## Written task
Give a verbatim copy of the lines below, minus the pictures.

Items from a figure collection
•••

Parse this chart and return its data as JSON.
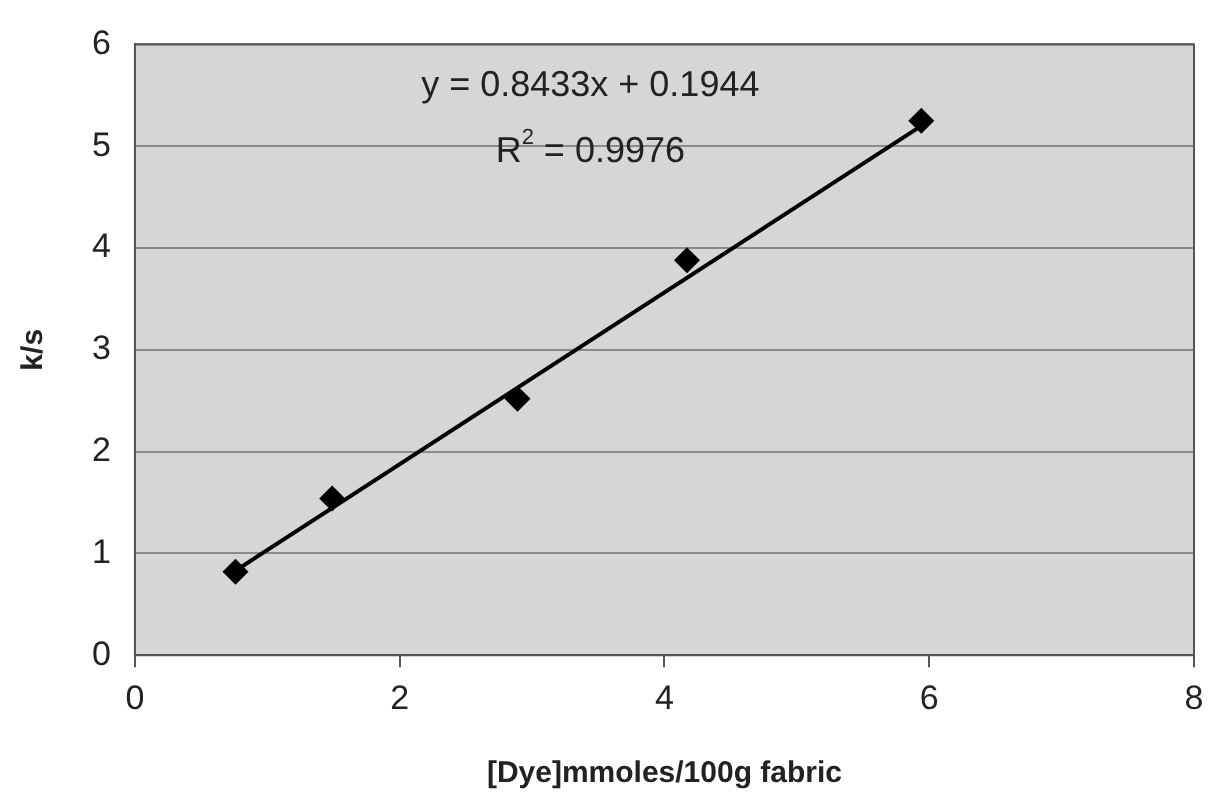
{
  "chart_data": {
    "type": "scatter",
    "xlabel": "[Dye]mmoles/100g fabric",
    "ylabel": "k/s",
    "series": [
      {
        "color": "#000000",
        "marker": "diamond",
        "x": [
          0.76,
          1.49,
          2.89,
          4.17,
          5.94
        ],
        "values": [
          0.82,
          1.54,
          2.52,
          3.88,
          5.25
        ]
      },
      {
        "type": "line",
        "color": "#000000",
        "marker": "none",
        "x": [
          0.76,
          5.94
        ],
        "values": [
          0.83,
          5.2
        ]
      }
    ],
    "xlim": [
      0,
      8
    ],
    "xticks": [
      0,
      2,
      4,
      6,
      8
    ],
    "ylim": [
      0,
      6
    ],
    "yticks": [
      0,
      1,
      2,
      3,
      4,
      5,
      6
    ],
    "grid": "y",
    "legend": false,
    "annotations": [
      "y = 0.8433x + 0.1944",
      "R$^{2}$ = 0.9976"
    ]
  }
}
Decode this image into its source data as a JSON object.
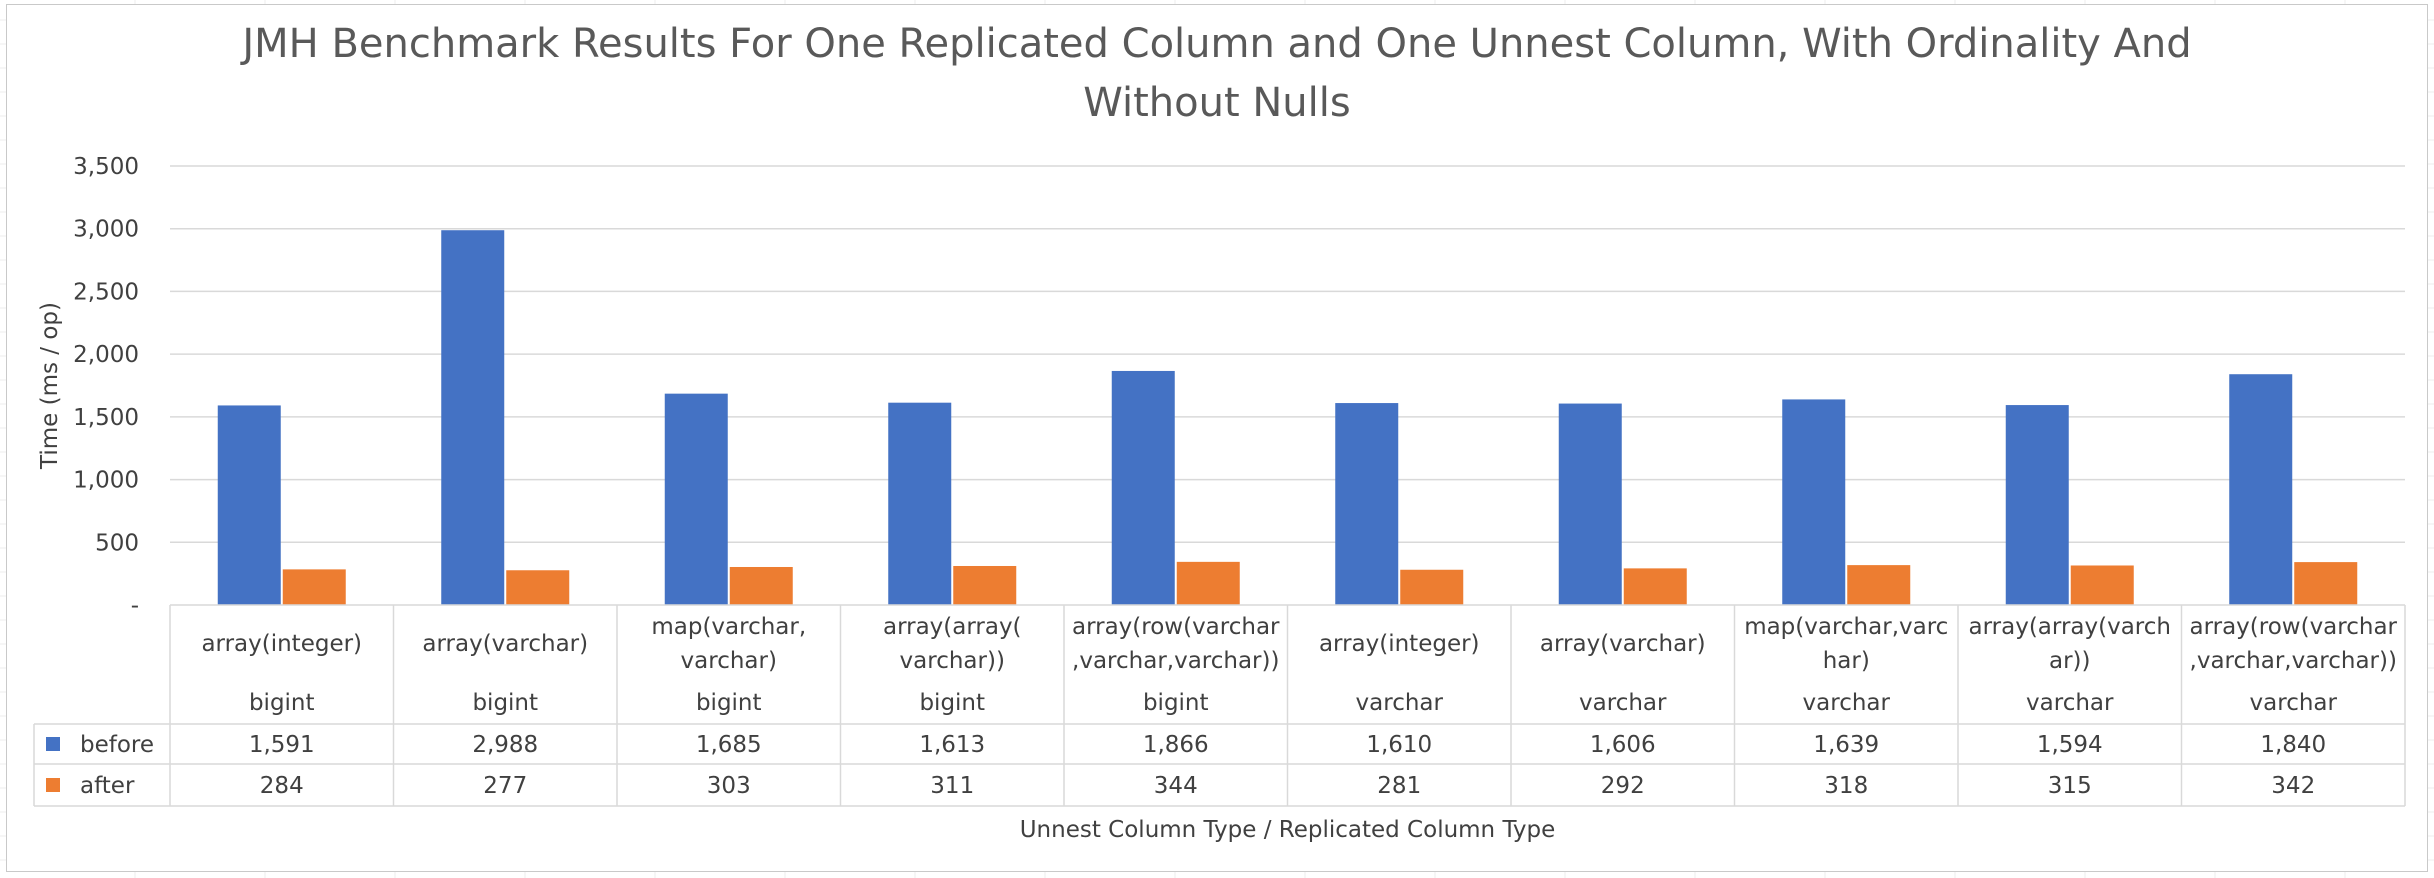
{
  "chart_data": {
    "type": "bar",
    "title": "JMH Benchmark Results For One Replicated Column and One Unnest Column, With Ordinality And Without Nulls",
    "title_lines": [
      "JMH Benchmark Results For One Replicated Column and One Unnest Column, With Ordinality And",
      "Without Nulls"
    ],
    "xlabel": "Unnest Column Type /  Replicated Column Type",
    "ylabel": "Time (ms / op)",
    "ylim": [
      0,
      3500
    ],
    "yticks": [
      0,
      500,
      1000,
      1500,
      2000,
      2500,
      3000,
      3500
    ],
    "ytick_labels": [
      "-",
      "500",
      "1,000",
      "1,500",
      "2,000",
      "2,500",
      "3,000",
      "3,500"
    ],
    "grid": true,
    "legend": "data-table",
    "categories": [
      {
        "unnest": [
          "array(integer)"
        ],
        "replicated": "bigint"
      },
      {
        "unnest": [
          "array(varchar)"
        ],
        "replicated": "bigint"
      },
      {
        "unnest": [
          "map(varchar,",
          "varchar)"
        ],
        "replicated": "bigint"
      },
      {
        "unnest": [
          "array(array(",
          "varchar))"
        ],
        "replicated": "bigint"
      },
      {
        "unnest": [
          "array(row(varchar",
          ",varchar,varchar))"
        ],
        "replicated": "bigint"
      },
      {
        "unnest": [
          "array(integer)"
        ],
        "replicated": "varchar"
      },
      {
        "unnest": [
          "array(varchar)"
        ],
        "replicated": "varchar"
      },
      {
        "unnest": [
          "map(varchar,varc",
          "har)"
        ],
        "replicated": "varchar"
      },
      {
        "unnest": [
          "array(array(varch",
          "ar))"
        ],
        "replicated": "varchar"
      },
      {
        "unnest": [
          "array(row(varchar",
          ",varchar,varchar))"
        ],
        "replicated": "varchar"
      }
    ],
    "series": [
      {
        "name": "before",
        "color": "#4472C4",
        "values": [
          1591,
          2988,
          1685,
          1613,
          1866,
          1610,
          1606,
          1639,
          1594,
          1840
        ],
        "labels": [
          "1,591",
          "2,988",
          "1,685",
          "1,613",
          "1,866",
          "1,610",
          "1,606",
          "1,639",
          "1,594",
          "1,840"
        ]
      },
      {
        "name": "after",
        "color": "#ED7D31",
        "values": [
          284,
          277,
          303,
          311,
          344,
          281,
          292,
          318,
          315,
          342
        ],
        "labels": [
          "284",
          "277",
          "303",
          "311",
          "344",
          "281",
          "292",
          "318",
          "315",
          "342"
        ]
      }
    ]
  }
}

•••

## Answer to the task
Parse this chart and return its data as JSON.
{
  "chart_data": {
    "type": "scatter",
    "xlabel": "[Dye]mmoles/100g fabric",
    "ylabel": "k/s",
    "series": [
      {
        "color": "#000000",
        "marker": "diamond",
        "x": [
          0.76,
          1.49,
          2.89,
          4.17,
          5.94
        ],
        "values": [
          0.82,
          1.54,
          2.52,
          3.88,
          5.25
        ]
      },
      {
        "type": "line",
        "color": "#000000",
        "marker": "none",
        "x": [
          0.76,
          5.94
        ],
        "values": [
          0.83,
          5.2
        ]
      }
    ],
    "xlim": [
      0,
      8
    ],
    "xticks": [
      0,
      2,
      4,
      6,
      8
    ],
    "ylim": [
      0,
      6
    ],
    "yticks": [
      0,
      1,
      2,
      3,
      4,
      5,
      6
    ],
    "grid": "y",
    "legend": false,
    "annotations": [
      "y = 0.8433x + 0.1944",
      "R$^{2}$ = 0.9976"
    ]
  }
}
Decode this image into its source data as a JSON object.
{
  "chart_data": {
    "type": "bar",
    "title": "JMH Benchmark Results For One Replicated Column and One Unnest Column, With Ordinality And Without Nulls",
    "title_lines": [
      "JMH Benchmark Results For One Replicated Column and One Unnest Column, With Ordinality And",
      "Without Nulls"
    ],
    "xlabel": "Unnest Column Type /  Replicated Column Type",
    "ylabel": "Time (ms / op)",
    "ylim": [
      0,
      3500
    ],
    "yticks": [
      0,
      500,
      1000,
      1500,
      2000,
      2500,
      3000,
      3500
    ],
    "ytick_labels": [
      "-",
      "500",
      "1,000",
      "1,500",
      "2,000",
      "2,500",
      "3,000",
      "3,500"
    ],
    "grid": true,
    "legend": "data-table",
    "categories": [
      {
        "unnest": [
          "array(integer)"
        ],
        "replicated": "bigint"
      },
      {
        "unnest": [
          "array(varchar)"
        ],
        "replicated": "bigint"
      },
      {
        "unnest": [
          "map(varchar,",
          "varchar)"
        ],
        "replicated": "bigint"
      },
      {
        "unnest": [
          "array(array(",
          "varchar))"
        ],
        "replicated": "bigint"
      },
      {
        "unnest": [
          "array(row(varchar",
          ",varchar,varchar))"
        ],
        "replicated": "bigint"
      },
      {
        "unnest": [
          "array(integer)"
        ],
        "replicated": "varchar"
      },
      {
        "unnest": [
          "array(varchar)"
        ],
        "replicated": "varchar"
      },
      {
        "unnest": [
          "map(varchar,varc",
          "har)"
        ],
        "replicated": "varchar"
      },
      {
        "unnest": [
          "array(array(varch",
          "ar))"
        ],
        "replicated": "varchar"
      },
      {
        "unnest": [
          "array(row(varchar",
          ",varchar,varchar))"
        ],
        "replicated": "varchar"
      }
    ],
    "series": [
      {
        "name": "before",
        "color": "#4472C4",
        "values": [
          1591,
          2988,
          1685,
          1613,
          1866,
          1610,
          1606,
          1639,
          1594,
          1840
        ],
        "labels": [
          "1,591",
          "2,988",
          "1,685",
          "1,613",
          "1,866",
          "1,610",
          "1,606",
          "1,639",
          "1,594",
          "1,840"
        ]
      },
      {
        "name": "after",
        "color": "#ED7D31",
        "values": [
          284,
          277,
          303,
          311,
          344,
          281,
          292,
          318,
          315,
          342
        ],
        "labels": [
          "284",
          "277",
          "303",
          "311",
          "344",
          "281",
          "292",
          "318",
          "315",
          "342"
        ]
      }
    ]
  }
}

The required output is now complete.